-- Quoted passage --
----------------------------------------
8/25/2017, 7:33 p.m.

African-American people did not lose the Civil War. And, as opposed to man’s historical traditions, we did not rob or pillage or rape. The fact of the matter is that rather than throw this in their faces, we took to the higher ground, attempting to assimilate into a society whose lofty goals of freedom and equality for all came with the blatant exclusion of black people and the subtle exclusion of some white people who, to this day, don’t even realize it.

In this adopted country, we never assumed a back seat in its development nor in the defense of this nation. We fought in the Revolutionary War, in the Civil War and stood shoulder to shoulder with others in every war thereafter, and together we never lost.

But going forward, there remains a faction within this society whose minds are caught up in a time warp. They continue to pick at old scabs to bleed pre-Gettysburg gray while hollering in the hopes that someone will hear them.
----------------------------------------
-- Dataset excerpts --
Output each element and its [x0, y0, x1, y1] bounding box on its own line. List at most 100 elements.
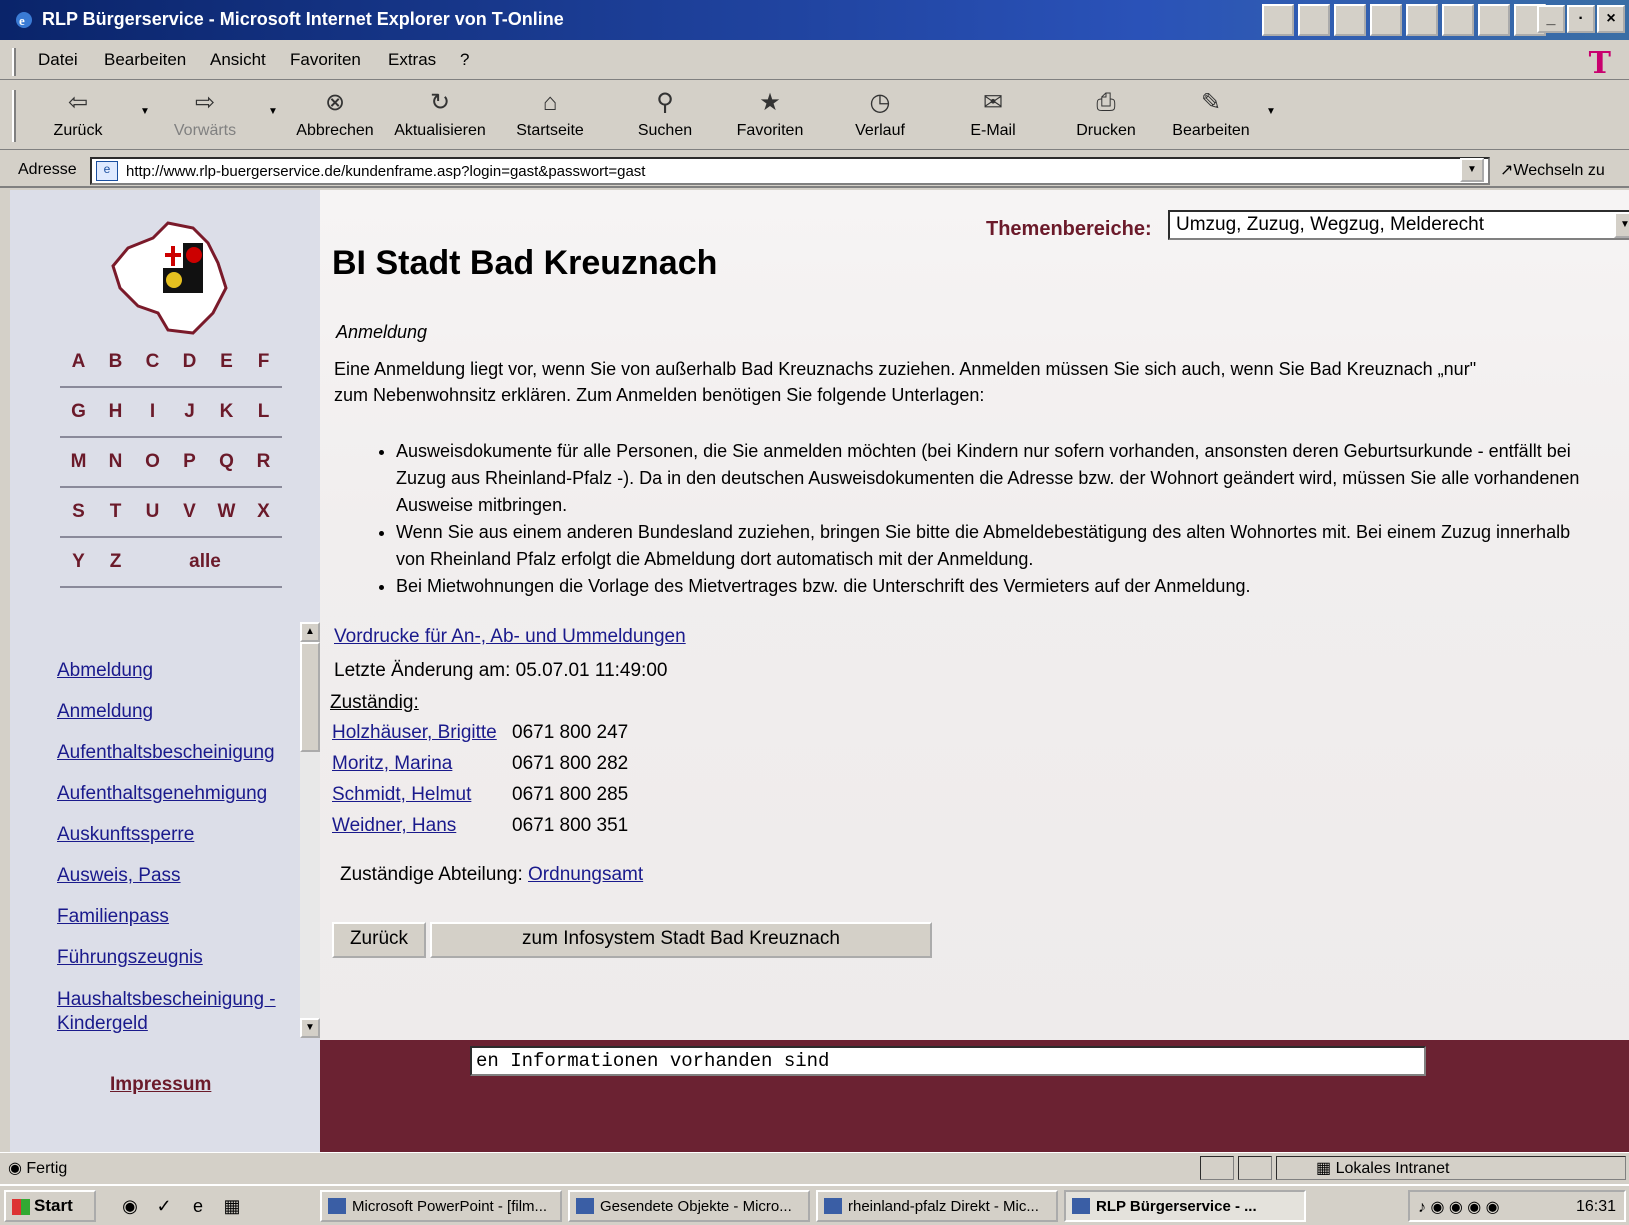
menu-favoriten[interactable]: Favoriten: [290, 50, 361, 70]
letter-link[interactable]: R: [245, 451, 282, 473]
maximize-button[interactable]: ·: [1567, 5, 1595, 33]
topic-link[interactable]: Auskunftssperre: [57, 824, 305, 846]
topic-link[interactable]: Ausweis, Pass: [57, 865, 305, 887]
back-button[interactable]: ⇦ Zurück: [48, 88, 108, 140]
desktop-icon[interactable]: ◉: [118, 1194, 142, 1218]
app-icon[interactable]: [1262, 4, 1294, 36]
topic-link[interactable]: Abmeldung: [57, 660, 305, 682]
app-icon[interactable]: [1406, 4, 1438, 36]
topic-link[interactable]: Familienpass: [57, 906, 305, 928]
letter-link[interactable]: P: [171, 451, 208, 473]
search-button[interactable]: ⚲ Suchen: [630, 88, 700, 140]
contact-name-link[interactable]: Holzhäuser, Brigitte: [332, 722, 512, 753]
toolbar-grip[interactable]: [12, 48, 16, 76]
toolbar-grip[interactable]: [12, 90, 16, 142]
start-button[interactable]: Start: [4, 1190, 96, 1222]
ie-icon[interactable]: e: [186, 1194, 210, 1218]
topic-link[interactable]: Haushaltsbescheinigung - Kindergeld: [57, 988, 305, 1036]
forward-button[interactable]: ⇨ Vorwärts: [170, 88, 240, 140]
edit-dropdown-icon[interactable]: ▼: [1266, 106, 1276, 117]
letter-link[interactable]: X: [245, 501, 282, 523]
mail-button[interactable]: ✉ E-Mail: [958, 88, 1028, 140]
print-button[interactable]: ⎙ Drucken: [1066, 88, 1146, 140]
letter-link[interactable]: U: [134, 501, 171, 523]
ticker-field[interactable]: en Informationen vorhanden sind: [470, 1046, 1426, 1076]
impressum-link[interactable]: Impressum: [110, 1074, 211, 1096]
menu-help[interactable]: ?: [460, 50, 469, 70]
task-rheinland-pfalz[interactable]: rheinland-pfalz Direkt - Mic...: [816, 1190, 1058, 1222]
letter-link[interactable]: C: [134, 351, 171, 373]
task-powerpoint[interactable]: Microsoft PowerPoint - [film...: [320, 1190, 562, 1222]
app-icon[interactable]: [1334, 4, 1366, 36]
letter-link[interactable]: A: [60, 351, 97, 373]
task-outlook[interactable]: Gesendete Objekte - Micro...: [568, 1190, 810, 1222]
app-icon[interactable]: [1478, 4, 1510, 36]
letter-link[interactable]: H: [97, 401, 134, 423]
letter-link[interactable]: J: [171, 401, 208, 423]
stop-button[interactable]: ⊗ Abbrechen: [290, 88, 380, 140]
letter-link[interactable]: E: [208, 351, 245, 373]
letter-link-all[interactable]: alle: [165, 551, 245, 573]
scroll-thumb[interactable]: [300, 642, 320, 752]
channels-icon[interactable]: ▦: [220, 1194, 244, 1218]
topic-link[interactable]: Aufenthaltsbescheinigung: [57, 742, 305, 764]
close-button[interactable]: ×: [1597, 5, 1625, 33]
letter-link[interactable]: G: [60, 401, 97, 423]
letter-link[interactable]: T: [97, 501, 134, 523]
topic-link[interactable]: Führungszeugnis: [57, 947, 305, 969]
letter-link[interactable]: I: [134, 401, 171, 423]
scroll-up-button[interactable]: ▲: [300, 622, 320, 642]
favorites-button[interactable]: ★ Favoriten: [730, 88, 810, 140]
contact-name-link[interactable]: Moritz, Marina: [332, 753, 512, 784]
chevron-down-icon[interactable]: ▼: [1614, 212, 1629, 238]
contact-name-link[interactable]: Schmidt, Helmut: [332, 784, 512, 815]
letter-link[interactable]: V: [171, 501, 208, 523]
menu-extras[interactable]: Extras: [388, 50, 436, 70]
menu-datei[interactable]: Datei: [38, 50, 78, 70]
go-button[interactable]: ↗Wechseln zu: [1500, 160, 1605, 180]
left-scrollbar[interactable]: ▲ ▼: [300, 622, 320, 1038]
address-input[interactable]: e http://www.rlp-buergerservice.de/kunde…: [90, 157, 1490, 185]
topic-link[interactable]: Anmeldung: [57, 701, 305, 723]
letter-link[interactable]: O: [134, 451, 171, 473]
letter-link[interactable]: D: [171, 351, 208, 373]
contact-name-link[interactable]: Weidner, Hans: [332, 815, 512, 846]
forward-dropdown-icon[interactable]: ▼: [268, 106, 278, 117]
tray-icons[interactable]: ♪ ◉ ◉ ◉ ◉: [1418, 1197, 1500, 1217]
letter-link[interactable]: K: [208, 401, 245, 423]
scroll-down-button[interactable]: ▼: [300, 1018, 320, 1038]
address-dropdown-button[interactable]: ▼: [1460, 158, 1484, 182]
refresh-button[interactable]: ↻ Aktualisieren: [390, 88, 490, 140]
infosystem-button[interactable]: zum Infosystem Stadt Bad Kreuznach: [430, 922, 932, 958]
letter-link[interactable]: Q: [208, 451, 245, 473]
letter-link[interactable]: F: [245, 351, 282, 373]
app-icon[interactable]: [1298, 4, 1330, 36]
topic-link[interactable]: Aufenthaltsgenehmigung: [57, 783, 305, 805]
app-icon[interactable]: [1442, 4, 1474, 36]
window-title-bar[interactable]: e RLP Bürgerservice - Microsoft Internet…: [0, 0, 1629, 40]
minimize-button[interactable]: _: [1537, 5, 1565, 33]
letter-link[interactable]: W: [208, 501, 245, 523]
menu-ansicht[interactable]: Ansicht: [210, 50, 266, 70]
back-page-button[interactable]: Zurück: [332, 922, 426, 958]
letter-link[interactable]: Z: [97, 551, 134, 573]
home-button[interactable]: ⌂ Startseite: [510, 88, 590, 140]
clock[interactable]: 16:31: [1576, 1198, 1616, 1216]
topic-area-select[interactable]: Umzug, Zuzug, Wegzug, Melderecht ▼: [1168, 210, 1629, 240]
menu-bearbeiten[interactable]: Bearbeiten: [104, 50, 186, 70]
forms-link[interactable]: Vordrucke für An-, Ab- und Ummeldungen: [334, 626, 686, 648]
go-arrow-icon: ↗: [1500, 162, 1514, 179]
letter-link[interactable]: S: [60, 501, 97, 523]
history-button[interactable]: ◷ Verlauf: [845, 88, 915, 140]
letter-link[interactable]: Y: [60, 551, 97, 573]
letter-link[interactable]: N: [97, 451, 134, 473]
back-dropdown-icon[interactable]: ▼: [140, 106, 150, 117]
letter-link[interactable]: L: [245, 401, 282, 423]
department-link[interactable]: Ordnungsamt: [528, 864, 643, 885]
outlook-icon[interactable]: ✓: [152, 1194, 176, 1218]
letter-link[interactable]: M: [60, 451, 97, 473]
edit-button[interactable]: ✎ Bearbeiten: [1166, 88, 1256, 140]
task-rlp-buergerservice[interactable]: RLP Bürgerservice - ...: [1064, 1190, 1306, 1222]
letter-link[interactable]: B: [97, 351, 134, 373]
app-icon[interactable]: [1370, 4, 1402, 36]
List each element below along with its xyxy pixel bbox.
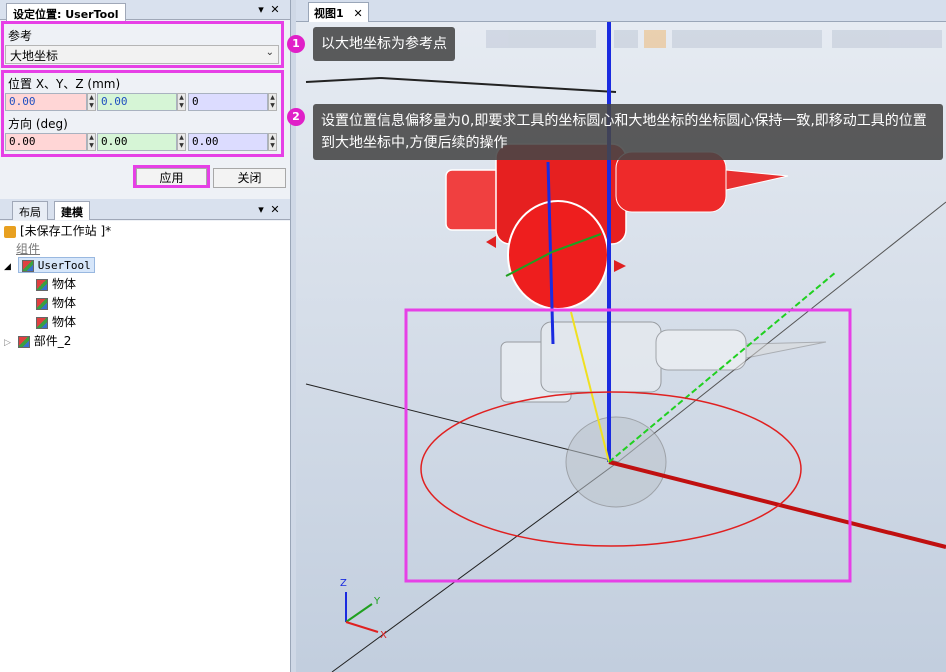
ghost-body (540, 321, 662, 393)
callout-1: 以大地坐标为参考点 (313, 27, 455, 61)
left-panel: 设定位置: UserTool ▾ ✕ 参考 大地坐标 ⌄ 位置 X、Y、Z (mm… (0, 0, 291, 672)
----------------------------------------
-- Problems to work on --
1 – Which two wars does the passage about African Americans and the Civil War name as ones Black Americans fought in?
2 – Carry on the passage about African Americans and the Civil War from the point where it stops.
The material comes from a different source than the passage.

-- Task answers --
1 – The Revolutionary War and the Civil War.

2 –
To those who clutch so closely to the right and would again segregate just for color’s sake: Statues of Civil War generals mounted on their steeds in Southern states serve as a two-edged yoke. They remind us of the oppression and other atrocities that our ancestors endured while they commit you to thoughts of your ancestors’ past wealth and the ongoing myth of white privilege that you so revere.

To you, these symbols of your past — more than 150 years ago — remain fresh and mean more to some than the present or the future.

The all important question is why?

The answer, I suspect, is not skin pigment but fear’s pigment of emptiness that dwells within the darkness of your minds.

If Donald Trump couldn’t honor a P.O.W., then the compromise in leaving these statutes might be reached if the Confederate generals’ swords were placed through their hearts as you have repeatedly done over and over and over again to us. 

“To everything there is a season and a time to every purpose under heaven ...”

DR. GREGORY DOUGLAS

Sacramento, Calif.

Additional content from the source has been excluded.